---------- MATERIALS PROVIDED

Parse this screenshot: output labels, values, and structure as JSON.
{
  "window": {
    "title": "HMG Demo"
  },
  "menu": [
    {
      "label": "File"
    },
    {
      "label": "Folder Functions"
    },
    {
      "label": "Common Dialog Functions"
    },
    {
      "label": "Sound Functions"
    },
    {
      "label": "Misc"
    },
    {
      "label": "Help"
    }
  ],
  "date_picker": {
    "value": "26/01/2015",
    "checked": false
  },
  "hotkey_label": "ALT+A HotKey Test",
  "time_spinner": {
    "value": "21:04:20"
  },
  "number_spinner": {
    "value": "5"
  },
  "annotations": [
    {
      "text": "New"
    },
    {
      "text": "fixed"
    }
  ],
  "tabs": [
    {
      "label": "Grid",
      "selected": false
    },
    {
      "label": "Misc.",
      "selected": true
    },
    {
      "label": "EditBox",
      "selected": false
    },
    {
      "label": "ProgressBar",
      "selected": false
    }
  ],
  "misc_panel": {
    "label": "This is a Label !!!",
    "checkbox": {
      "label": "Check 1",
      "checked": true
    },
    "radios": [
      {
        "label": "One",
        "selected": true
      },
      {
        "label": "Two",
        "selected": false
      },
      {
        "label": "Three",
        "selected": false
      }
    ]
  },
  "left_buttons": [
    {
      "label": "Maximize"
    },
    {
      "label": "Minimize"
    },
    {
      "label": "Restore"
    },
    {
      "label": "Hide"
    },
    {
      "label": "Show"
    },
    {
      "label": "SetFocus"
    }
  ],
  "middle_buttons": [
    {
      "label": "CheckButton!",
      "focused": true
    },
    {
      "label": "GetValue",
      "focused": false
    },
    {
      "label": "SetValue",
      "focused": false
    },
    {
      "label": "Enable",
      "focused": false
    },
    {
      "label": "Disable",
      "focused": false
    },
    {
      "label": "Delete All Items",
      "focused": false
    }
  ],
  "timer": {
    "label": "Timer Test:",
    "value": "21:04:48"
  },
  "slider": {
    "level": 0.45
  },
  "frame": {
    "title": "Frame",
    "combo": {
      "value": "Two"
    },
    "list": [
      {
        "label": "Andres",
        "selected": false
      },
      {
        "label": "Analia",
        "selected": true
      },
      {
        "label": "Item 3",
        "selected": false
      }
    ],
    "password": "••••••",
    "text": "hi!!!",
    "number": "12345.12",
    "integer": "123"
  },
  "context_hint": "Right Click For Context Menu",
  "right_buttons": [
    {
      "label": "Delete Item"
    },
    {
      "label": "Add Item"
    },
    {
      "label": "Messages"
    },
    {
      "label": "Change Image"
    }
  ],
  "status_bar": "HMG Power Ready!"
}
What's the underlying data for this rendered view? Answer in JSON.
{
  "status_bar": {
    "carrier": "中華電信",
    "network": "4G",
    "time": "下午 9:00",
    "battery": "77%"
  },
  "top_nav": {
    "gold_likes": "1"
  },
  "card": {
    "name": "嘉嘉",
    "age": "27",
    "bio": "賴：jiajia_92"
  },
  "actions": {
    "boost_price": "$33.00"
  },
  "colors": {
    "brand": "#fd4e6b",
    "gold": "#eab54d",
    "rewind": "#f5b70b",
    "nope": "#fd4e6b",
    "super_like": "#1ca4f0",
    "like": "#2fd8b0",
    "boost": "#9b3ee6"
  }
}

--------------------

Write out again, unchanged, every line from the line containing "What's the underlying" to the final line of the material above.

## FULL ANSWER
What's the underlying data for this rendered view? Answer in JSON.
{
  "status_bar": {
    "carrier": "中華電信",
    "network": "4G",
    "time": "下午 9:00",
    "battery": "77%"
  },
  "top_nav": {
    "gold_likes": "1"
  },
  "card": {
    "name": "嘉嘉",
    "age": "27",
    "bio": "賴：jiajia_92"
  },
  "actions": {
    "boost_price": "$33.00"
  },
  "colors": {
    "brand": "#fd4e6b",
    "gold": "#eab54d",
    "rewind": "#f5b70b",
    "nope": "#fd4e6b",
    "super_like": "#1ca4f0",
    "like": "#2fd8b0",
    "boost": "#9b3ee6"
  }
}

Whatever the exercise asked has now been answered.